GOAL
Print all entries precisely as they are written.

THE RECORDS
◆ ◆ ◆ ◆ ◆
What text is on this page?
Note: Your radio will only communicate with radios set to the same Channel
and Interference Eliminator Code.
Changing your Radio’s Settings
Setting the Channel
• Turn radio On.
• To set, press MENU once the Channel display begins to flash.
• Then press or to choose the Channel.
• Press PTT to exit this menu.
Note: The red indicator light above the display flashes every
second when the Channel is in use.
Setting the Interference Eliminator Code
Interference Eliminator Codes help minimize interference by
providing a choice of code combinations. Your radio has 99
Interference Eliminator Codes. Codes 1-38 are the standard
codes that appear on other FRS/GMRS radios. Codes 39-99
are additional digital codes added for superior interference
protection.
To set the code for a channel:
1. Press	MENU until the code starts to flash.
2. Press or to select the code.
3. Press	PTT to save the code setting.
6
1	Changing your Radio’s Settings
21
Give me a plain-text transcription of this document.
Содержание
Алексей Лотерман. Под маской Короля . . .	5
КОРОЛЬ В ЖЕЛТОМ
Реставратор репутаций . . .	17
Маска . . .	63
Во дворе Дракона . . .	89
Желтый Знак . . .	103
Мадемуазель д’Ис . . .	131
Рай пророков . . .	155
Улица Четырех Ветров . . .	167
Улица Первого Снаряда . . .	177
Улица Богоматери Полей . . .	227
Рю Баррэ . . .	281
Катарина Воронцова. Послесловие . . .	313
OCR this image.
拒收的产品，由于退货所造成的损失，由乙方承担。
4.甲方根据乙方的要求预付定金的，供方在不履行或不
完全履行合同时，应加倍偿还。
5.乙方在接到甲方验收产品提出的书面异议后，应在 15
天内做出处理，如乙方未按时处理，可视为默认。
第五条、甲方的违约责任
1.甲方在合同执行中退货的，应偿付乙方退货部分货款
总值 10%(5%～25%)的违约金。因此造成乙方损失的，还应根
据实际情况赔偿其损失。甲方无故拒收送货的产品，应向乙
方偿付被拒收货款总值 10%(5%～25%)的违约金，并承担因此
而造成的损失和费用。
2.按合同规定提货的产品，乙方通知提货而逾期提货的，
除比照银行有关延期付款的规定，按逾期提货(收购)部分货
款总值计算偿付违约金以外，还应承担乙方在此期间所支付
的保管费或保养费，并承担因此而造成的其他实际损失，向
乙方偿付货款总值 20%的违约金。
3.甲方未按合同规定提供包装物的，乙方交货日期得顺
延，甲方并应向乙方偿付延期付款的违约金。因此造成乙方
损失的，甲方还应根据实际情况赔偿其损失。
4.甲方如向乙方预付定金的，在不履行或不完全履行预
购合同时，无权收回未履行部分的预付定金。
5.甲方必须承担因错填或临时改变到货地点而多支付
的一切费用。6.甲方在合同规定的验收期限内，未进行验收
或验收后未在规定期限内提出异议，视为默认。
◆ ◆ ◆ ◆ ◆
THE COMPLETED TASK
What text is on this page?
Note: Your radio will only communicate with radios set to the same Channel
and Interference Eliminator Code.
Changing your Radio’s Settings
Setting the Channel
• Turn radio On.
• To set, press MENU once the Channel display begins to flash.
• Then press or to choose the Channel.
• Press PTT to exit this menu.
Note: The red indicator light above the display flashes every
second when the Channel is in use.
Setting the Interference Eliminator Code
Interference Eliminator Codes help minimize interference by
providing a choice of code combinations. Your radio has 99
Interference Eliminator Codes. Codes 1-38 are the standard
codes that appear on other FRS/GMRS radios. Codes 39-99
are additional digital codes added for superior interference
protection.
To set the code for a channel:
1. Press	MENU until the code starts to flash.
2. Press or to select the code.
3. Press	PTT to save the code setting.
6
1	Changing your Radio’s Settings
21
Give me a plain-text transcription of this document.
Содержание
Алексей Лотерман. Под маской Короля . . .	5
КОРОЛЬ В ЖЕЛТОМ
Реставратор репутаций . . .	17
Маска . . .	63
Во дворе Дракона . . .	89
Желтый Знак . . .	103
Мадемуазель д’Ис . . .	131
Рай пророков . . .	155
Улица Четырех Ветров . . .	167
Улица Первого Снаряда . . .	177
Улица Богоматери Полей . . .	227
Рю Баррэ . . .	281
Катарина Воронцова. Послесловие . . .	313
OCR this image.
拒收的产品，由于退货所造成的损失，由乙方承担。
4.甲方根据乙方的要求预付定金的，供方在不履行或不
完全履行合同时，应加倍偿还。
5.乙方在接到甲方验收产品提出的书面异议后，应在 15
天内做出处理，如乙方未按时处理，可视为默认。
第五条、甲方的违约责任
1.甲方在合同执行中退货的，应偿付乙方退货部分货款
总值 10%(5%～25%)的违约金。因此造成乙方损失的，还应根
据实际情况赔偿其损失。甲方无故拒收送货的产品，应向乙
方偿付被拒收货款总值 10%(5%～25%)的违约金，并承担因此
而造成的损失和费用。
2.按合同规定提货的产品，乙方通知提货而逾期提货的，
除比照银行有关延期付款的规定，按逾期提货(收购)部分货
款总值计算偿付违约金以外，还应承担乙方在此期间所支付
的保管费或保养费，并承担因此而造成的其他实际损失，向
乙方偿付货款总值 20%的违约金。
3.甲方未按合同规定提供包装物的，乙方交货日期得顺
延，甲方并应向乙方偿付延期付款的违约金。因此造成乙方
损失的，甲方还应根据实际情况赔偿其损失。
4.甲方如向乙方预付定金的，在不履行或不完全履行预
购合同时，无权收回未履行部分的预付定金。
5.甲方必须承担因错填或临时改变到货地点而多支付
的一切费用。6.甲方在合同规定的验收期限内，未进行验收
或验收后未在规定期限内提出异议，视为默认。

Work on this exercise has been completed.